### [Stated goal]
Scan the material that follows. Copy every line containing the word "Larson".
### Data in this exercise
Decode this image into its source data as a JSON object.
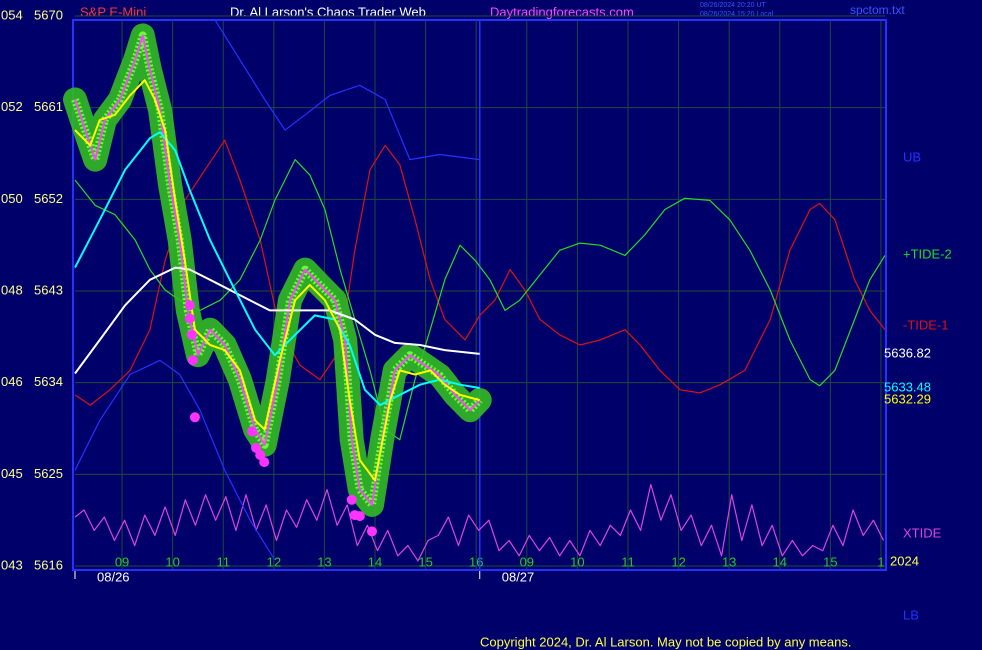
{
  "chart_data": {
    "type": "line",
    "symbol": "S&P E-Mini",
    "title": "Dr. Al Larson's Chaos Trader Web",
    "site": "Daytradingforecasts.com",
    "timestamps": [
      "08/26/2024 20:20 UT",
      "08/26/2024 15:20 Local"
    ],
    "file": "spctom.txt",
    "copyright": "Copyright 2024, Dr. Al Larson. May not be copied by any means.",
    "year": "2024",
    "ylim": [
      5616,
      5670
    ],
    "yticks": [
      5616,
      5625,
      5634,
      5643,
      5652,
      5661,
      5670
    ],
    "left_codes": [
      "043",
      "045",
      "046",
      "048",
      "050",
      "052",
      "054"
    ],
    "xlim": [
      -0.93,
      15.08
    ],
    "xticks": [
      {
        "value": 0,
        "label": "09"
      },
      {
        "value": 1,
        "label": "10"
      },
      {
        "value": 2,
        "label": "11"
      },
      {
        "value": 3,
        "label": "12"
      },
      {
        "value": 4,
        "label": "13"
      },
      {
        "value": 5,
        "label": "14"
      },
      {
        "value": 6,
        "label": "15"
      },
      {
        "value": 7,
        "label": "16"
      },
      {
        "value": 8,
        "label": "09"
      },
      {
        "value": 9,
        "label": "10"
      },
      {
        "value": 10,
        "label": "11"
      },
      {
        "value": 11,
        "label": "12"
      },
      {
        "value": 12,
        "label": "13"
      },
      {
        "value": 13,
        "label": "14"
      },
      {
        "value": 14,
        "label": "15"
      },
      {
        "value": 15,
        "label": "1"
      }
    ],
    "date_ticks": [
      {
        "value": -0.93,
        "label": "08/26"
      },
      {
        "value": 7.07,
        "label": "08/27"
      }
    ],
    "grid": true,
    "series": [
      {
        "color": "#ff44ff",
        "glow": true,
        "x": [
          -0.93,
          -0.73,
          -0.53,
          -0.34,
          -0.04,
          0.26,
          0.41,
          0.55,
          0.75,
          0.95,
          1.14,
          1.3,
          1.5,
          1.74,
          2.03,
          2.33,
          2.63,
          2.82,
          3.08,
          3.32,
          3.62,
          3.91,
          4.21,
          4.41,
          4.54,
          4.7,
          4.94,
          5.14,
          5.39,
          5.69,
          5.99,
          6.28,
          6.58,
          6.88,
          7.07
        ],
        "values": [
          5661.8,
          5658.8,
          5655.9,
          5659.8,
          5661.8,
          5665.7,
          5668.1,
          5664.7,
          5660.8,
          5653.4,
          5648.0,
          5641.1,
          5636.7,
          5639.2,
          5637.7,
          5634.3,
          5629.4,
          5627.9,
          5634.3,
          5642.1,
          5645.1,
          5643.6,
          5642.1,
          5638.2,
          5628.4,
          5623.5,
          5622.0,
          5628.4,
          5635.2,
          5636.7,
          5635.7,
          5634.7,
          5632.8,
          5631.3,
          5632.3
        ]
      },
      {
        "color": "#ffff00",
        "show_last": true,
        "x": [
          -0.93,
          -0.63,
          -0.44,
          -0.14,
          0.16,
          0.45,
          0.65,
          0.85,
          1.05,
          1.24,
          1.44,
          1.74,
          2.03,
          2.33,
          2.63,
          2.82,
          3.12,
          3.42,
          3.71,
          4.01,
          4.31,
          4.5,
          4.7,
          5.0,
          5.3,
          5.49,
          5.79,
          6.09,
          6.38,
          6.68,
          7.07
        ],
        "values": [
          5658.8,
          5657.3,
          5659.8,
          5660.3,
          5662.2,
          5663.7,
          5661.8,
          5658.8,
          5651.9,
          5646.0,
          5639.2,
          5637.7,
          5637.2,
          5635.2,
          5630.3,
          5629.4,
          5636.2,
          5642.1,
          5643.6,
          5642.1,
          5639.2,
          5632.3,
          5626.4,
          5624.4,
          5632.3,
          5635.2,
          5634.8,
          5635.2,
          5633.8,
          5632.8,
          5632.29
        ]
      },
      {
        "color": "#00ffff",
        "show_last": true,
        "x": [
          -0.93,
          -0.44,
          0.06,
          0.55,
          0.75,
          1.05,
          1.34,
          1.74,
          2.13,
          2.63,
          3.02,
          3.42,
          3.81,
          4.21,
          4.5,
          4.8,
          5.1,
          5.49,
          5.89,
          6.28,
          6.68,
          7.07
        ],
        "values": [
          5645.3,
          5650.0,
          5654.9,
          5658.0,
          5658.6,
          5656.8,
          5652.9,
          5648.0,
          5644.1,
          5639.2,
          5636.7,
          5638.7,
          5640.6,
          5640.2,
          5637.7,
          5633.3,
          5631.8,
          5632.8,
          5633.8,
          5634.3,
          5633.8,
          5633.48
        ]
      },
      {
        "color": "#ffffff",
        "show_last": true,
        "x": [
          -0.93,
          -0.44,
          0.06,
          0.55,
          1.05,
          1.34,
          1.74,
          2.33,
          2.92,
          3.52,
          4.11,
          4.6,
          5.0,
          5.39,
          5.89,
          6.38,
          7.07
        ],
        "values": [
          5634.9,
          5638.2,
          5641.6,
          5644.1,
          5645.3,
          5645.1,
          5644.1,
          5642.6,
          5641.1,
          5641.1,
          5641.1,
          5640.2,
          5638.7,
          5637.9,
          5637.7,
          5637.2,
          5636.82
        ]
      },
      {
        "name": "UB",
        "color": "#2233ff",
        "x": [
          1.84,
          2.33,
          2.82,
          3.22,
          3.62,
          4.11,
          4.7,
          5.2,
          5.69,
          6.28,
          7.07
        ],
        "values": [
          5669.6,
          5665.7,
          5661.8,
          5658.8,
          5660.3,
          5662.2,
          5663.2,
          5661.8,
          5655.9,
          5656.4,
          5655.9
        ]
      },
      {
        "name": "LB",
        "color": "#2233ff",
        "x": [
          -0.93,
          -0.44,
          0.16,
          0.75,
          1.14,
          1.54,
          2.03,
          2.53,
          3.02
        ],
        "values": [
          5625.4,
          5630.3,
          5634.8,
          5636.2,
          5634.8,
          5631.3,
          5625.4,
          5620.5,
          5616.6
        ]
      },
      {
        "name": "-TIDE-1",
        "color": "#dd1111",
        "x": [
          -0.93,
          -0.63,
          -0.24,
          0.16,
          0.55,
          0.85,
          1.24,
          1.64,
          2.03,
          2.33,
          2.73,
          3.12,
          3.52,
          3.91,
          4.31,
          4.6,
          4.9,
          5.2,
          5.49,
          5.79,
          6.09,
          6.38,
          6.78,
          7.07,
          7.37,
          7.67,
          7.96,
          8.26,
          8.65,
          9.05,
          9.45,
          9.94,
          10.24,
          10.63,
          11.03,
          11.42,
          11.82,
          12.31,
          12.81,
          13.2,
          13.6,
          13.79,
          14.09,
          14.48,
          14.78,
          15.08
        ],
        "values": [
          5632.8,
          5631.8,
          5633.3,
          5635.2,
          5639.2,
          5646.0,
          5651.9,
          5654.9,
          5657.8,
          5653.9,
          5648.0,
          5639.2,
          5635.7,
          5634.3,
          5637.2,
          5647.0,
          5654.9,
          5657.3,
          5655.4,
          5650.0,
          5644.1,
          5640.2,
          5638.2,
          5640.6,
          5642.1,
          5645.1,
          5643.1,
          5640.2,
          5638.7,
          5637.7,
          5638.2,
          5639.2,
          5637.7,
          5635.2,
          5633.3,
          5633.0,
          5633.8,
          5635.2,
          5640.2,
          5647.0,
          5651.0,
          5651.6,
          5650.0,
          5644.1,
          5641.1,
          5639.2
        ]
      },
      {
        "name": "+TIDE-2",
        "color": "#22dd22",
        "x": [
          -0.93,
          -0.53,
          -0.14,
          0.26,
          0.55,
          0.85,
          1.14,
          1.54,
          1.94,
          2.33,
          2.73,
          3.02,
          3.42,
          3.71,
          4.01,
          4.31,
          4.6,
          4.9,
          5.2,
          5.49,
          5.79,
          6.09,
          6.38,
          6.68,
          6.98,
          7.27,
          7.57,
          7.86,
          8.26,
          8.65,
          9.05,
          9.45,
          9.94,
          10.33,
          10.73,
          11.12,
          11.62,
          12.01,
          12.41,
          12.81,
          13.2,
          13.6,
          13.79,
          14.09,
          14.48,
          14.78,
          15.08
        ],
        "values": [
          5653.9,
          5651.4,
          5650.5,
          5648.0,
          5645.1,
          5643.1,
          5642.1,
          5641.1,
          5642.1,
          5644.1,
          5648.0,
          5651.9,
          5655.9,
          5654.4,
          5651.0,
          5645.1,
          5640.2,
          5635.2,
          5629.4,
          5628.4,
          5634.3,
          5639.2,
          5644.1,
          5647.5,
          5646.0,
          5644.1,
          5641.1,
          5642.1,
          5644.6,
          5647.0,
          5647.7,
          5647.5,
          5646.5,
          5648.5,
          5651.0,
          5652.1,
          5651.9,
          5650.0,
          5647.0,
          5643.1,
          5638.2,
          5634.3,
          5633.7,
          5635.2,
          5640.2,
          5644.1,
          5646.5
        ]
      },
      {
        "name": "XTIDE",
        "color": "#dd44dd",
        "x": [
          -0.93,
          -0.75,
          -0.55,
          -0.35,
          -0.15,
          0.05,
          0.25,
          0.45,
          0.65,
          0.85,
          1.05,
          1.25,
          1.45,
          1.65,
          1.85,
          2.05,
          2.25,
          2.45,
          2.65,
          2.85,
          3.05,
          3.25,
          3.45,
          3.65,
          3.85,
          4.05,
          4.25,
          4.45,
          4.65,
          4.85,
          5.05,
          5.25,
          5.45,
          5.65,
          5.85,
          6.05,
          6.25,
          6.45,
          6.65,
          6.85,
          7.05,
          7.25,
          7.45,
          7.65,
          7.85,
          8.05,
          8.25,
          8.45,
          8.65,
          8.85,
          9.05,
          9.25,
          9.45,
          9.65,
          9.85,
          10.05,
          10.25,
          10.45,
          10.65,
          10.85,
          11.05,
          11.25,
          11.45,
          11.65,
          11.85,
          12.05,
          12.25,
          12.45,
          12.65,
          12.85,
          13.05,
          13.25,
          13.45,
          13.65,
          13.85,
          14.05,
          14.25,
          14.45,
          14.65,
          14.85,
          15.05
        ],
        "values": [
          5620.8,
          5621.5,
          5619.5,
          5620.8,
          5618.5,
          5620.5,
          5618.0,
          5621.0,
          5619.0,
          5621.8,
          5619.0,
          5622.5,
          5620.0,
          5623.0,
          5620.5,
          5622.8,
          5619.5,
          5623.0,
          5619.5,
          5622.0,
          5618.5,
          5621.5,
          5619.8,
          5622.5,
          5620.5,
          5623.5,
          5620.0,
          5622.0,
          5618.0,
          5620.0,
          5617.5,
          5619.5,
          5617.0,
          5618.0,
          5616.5,
          5618.5,
          5619.0,
          5620.8,
          5618.0,
          5621.0,
          5619.5,
          5620.5,
          5617.5,
          5618.5,
          5617.0,
          5619.0,
          5617.5,
          5618.8,
          5617.0,
          5618.5,
          5617.0,
          5619.5,
          5618.0,
          5620.0,
          5619.0,
          5621.5,
          5619.5,
          5624.0,
          5620.5,
          5623.0,
          5619.5,
          5621.0,
          5618.0,
          5620.0,
          5617.0,
          5623.0,
          5618.5,
          5622.0,
          5618.0,
          5620.0,
          5617.0,
          5618.5,
          5617.0,
          5618.0,
          5617.5,
          5620.0,
          5618.0,
          5621.5,
          5619.0,
          5620.5,
          5618.5
        ]
      }
    ],
    "markers": {
      "color": "#ff33ff",
      "x": [
        1.34,
        1.34,
        1.38,
        1.4,
        1.44,
        2.57,
        2.65,
        2.73,
        2.81,
        4.54,
        4.6,
        4.7,
        4.94
      ],
      "values": [
        5641.6,
        5640.3,
        5638.7,
        5636.2,
        5630.6,
        5629.2,
        5627.6,
        5626.9,
        5626.2,
        5622.5,
        5621.0,
        5620.9,
        5619.4
      ]
    }
  }
}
######
### [Result for this exercise]
    "title": "Dr. Al Larson's Chaos Trader Web",
    "copyright": "Copyright 2024, Dr. Al Larson. May not be copied by any means.",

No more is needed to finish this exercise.